(Aim):
Copy all of the material word for word, except for the pictures.

(Exercise data):
▬▬▬▬▬▬▬▬▬▬

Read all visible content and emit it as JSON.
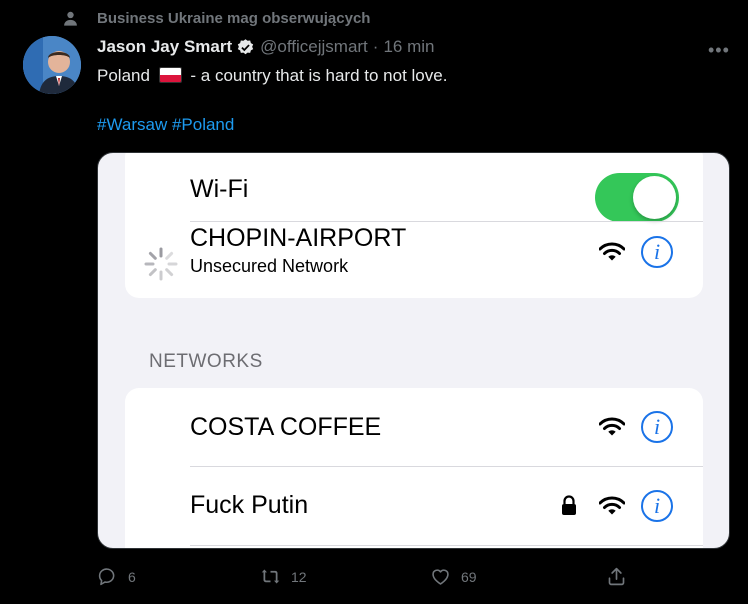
{
  "social_context": {
    "text": "Business Ukraine mag obserwujących"
  },
  "tweet": {
    "author_name": "Jason Jay Smart",
    "handle": "@officejjsmart",
    "separator": "·",
    "time": "16 min",
    "text_before_flag": "Poland",
    "text_after_flag": "- a country that is hard to not love.",
    "hashtags": [
      "#Warsaw",
      "#Poland"
    ]
  },
  "wifi_screen": {
    "wifi_label": "Wi-Fi",
    "wifi_enabled": true,
    "current_network": {
      "name": "CHOPIN-AIRPORT",
      "status": "Unsecured Network"
    },
    "section_header": "NETWORKS",
    "networks": [
      {
        "name": "COSTA COFFEE",
        "locked": false
      },
      {
        "name": "Fuck Putin",
        "locked": true
      }
    ],
    "toggle_color": "#34c759",
    "info_color": "#1a73e8"
  },
  "actions": {
    "replies": "6",
    "retweets": "12",
    "likes": "69"
  },
  "icons": [
    "person-icon",
    "verified-icon",
    "more-icon",
    "spinner-icon",
    "wifi-icon",
    "info-icon",
    "lock-icon",
    "reply-icon",
    "retweet-icon",
    "like-icon",
    "share-icon"
  ]
}
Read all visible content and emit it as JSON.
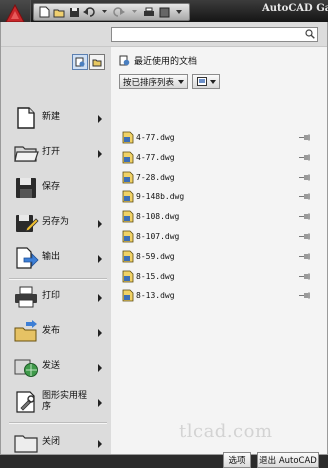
{
  "titlebar": {
    "app_title": "AutoCAD Gar",
    "quick_access": [
      "new-icon",
      "open-icon",
      "save-icon",
      "undo-icon",
      "redo-icon",
      "plot-icon",
      "workspace-icon"
    ]
  },
  "search": {
    "placeholder": "",
    "value": ""
  },
  "left_menu": {
    "items": [
      {
        "label": "新建",
        "icon": "new-document-icon",
        "has_submenu": true
      },
      {
        "label": "打开",
        "icon": "open-folder-icon",
        "has_submenu": true
      },
      {
        "label": "保存",
        "icon": "floppy-disk-icon",
        "has_submenu": false
      },
      {
        "label": "另存为",
        "icon": "save-as-icon",
        "has_submenu": true
      },
      {
        "label": "输出",
        "icon": "export-icon",
        "has_submenu": true
      },
      {
        "label": "打印",
        "icon": "printer-icon",
        "has_submenu": true
      },
      {
        "label": "发布",
        "icon": "publish-icon",
        "has_submenu": true
      },
      {
        "label": "发送",
        "icon": "send-globe-icon",
        "has_submenu": true
      },
      {
        "label": "图形实用程序",
        "icon": "drawing-utilities-icon",
        "has_submenu": true
      },
      {
        "label": "关闭",
        "icon": "close-folder-icon",
        "has_submenu": true
      }
    ]
  },
  "recent": {
    "title": "最近使用的文档",
    "sort_label": "按已排序列表",
    "files": [
      "4-77.dwg",
      "4-77.dwg",
      "7-28.dwg",
      "9-148b.dwg",
      "8-108.dwg",
      "8-107.dwg",
      "8-59.dwg",
      "8-15.dwg",
      "8-13.dwg"
    ]
  },
  "buttons": {
    "options": "选项",
    "exit": "退出 AutoCAD"
  },
  "watermark": "tlcad.com",
  "colors": {
    "title_bg": "#1f1f1f",
    "menu_bg": "#e6e6e6",
    "panel_bg": "#f4f4f4",
    "logo_red": "#c8262a"
  }
}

▬▬▬▬▬▬▬▬▬▬

(Written reply):
Read all visible content and emit it as JSON.
{
  "social_context": {
    "text": "Business Ukraine mag obserwujących"
  },
  "tweet": {
    "author_name": "Jason Jay Smart",
    "handle": "@officejjsmart",
    "separator": "·",
    "time": "16 min",
    "text_before_flag": "Poland",
    "text_after_flag": "- a country that is hard to not love.",
    "hashtags": [
      "#Warsaw",
      "#Poland"
    ]
  },
  "wifi_screen": {
    "wifi_label": "Wi-Fi",
    "wifi_enabled": true,
    "current_network": {
      "name": "CHOPIN-AIRPORT",
      "status": "Unsecured Network"
    },
    "section_header": "NETWORKS",
    "networks": [
      {
        "name": "COSTA COFFEE",
        "locked": false
      },
      {
        "name": "Fuck Putin",
        "locked": true
      }
    ],
    "toggle_color": "#34c759",
    "info_color": "#1a73e8"
  },
  "actions": {
    "replies": "6",
    "retweets": "12",
    "likes": "69"
  },
  "icons": [
    "person-icon",
    "verified-icon",
    "more-icon",
    "spinner-icon",
    "wifi-icon",
    "info-icon",
    "lock-icon",
    "reply-icon",
    "retweet-icon",
    "like-icon",
    "share-icon"
  ]
}
Read all visible content and emit it as JSON.
{
  "titlebar": {
    "app_title": "AutoCAD Gar",
    "quick_access": [
      "new-icon",
      "open-icon",
      "save-icon",
      "undo-icon",
      "redo-icon",
      "plot-icon",
      "workspace-icon"
    ]
  },
  "search": {
    "placeholder": "",
    "value": ""
  },
  "left_menu": {
    "items": [
      {
        "label": "新建",
        "icon": "new-document-icon",
        "has_submenu": true
      },
      {
        "label": "打开",
        "icon": "open-folder-icon",
        "has_submenu": true
      },
      {
        "label": "保存",
        "icon": "floppy-disk-icon",
        "has_submenu": false
      },
      {
        "label": "另存为",
        "icon": "save-as-icon",
        "has_submenu": true
      },
      {
        "label": "输出",
        "icon": "export-icon",
        "has_submenu": true
      },
      {
        "label": "打印",
        "icon": "printer-icon",
        "has_submenu": true
      },
      {
        "label": "发布",
        "icon": "publish-icon",
        "has_submenu": true
      },
      {
        "label": "发送",
        "icon": "send-globe-icon",
        "has_submenu": true
      },
      {
        "label": "图形实用程序",
        "icon": "drawing-utilities-icon",
        "has_submenu": true
      },
      {
        "label": "关闭",
        "icon": "close-folder-icon",
        "has_submenu": true
      }
    ]
  },
  "recent": {
    "title": "最近使用的文档",
    "sort_label": "按已排序列表",
    "files": [
      "4-77.dwg",
      "4-77.dwg",
      "7-28.dwg",
      "9-148b.dwg",
      "8-108.dwg",
      "8-107.dwg",
      "8-59.dwg",
      "8-15.dwg",
      "8-13.dwg"
    ]
  },
  "buttons": {
    "options": "选项",
    "exit": "退出 AutoCAD"
  },
  "watermark": "tlcad.com",
  "colors": {
    "title_bg": "#1f1f1f",
    "menu_bg": "#e6e6e6",
    "panel_bg": "#f4f4f4",
    "logo_red": "#c8262a"
  }
}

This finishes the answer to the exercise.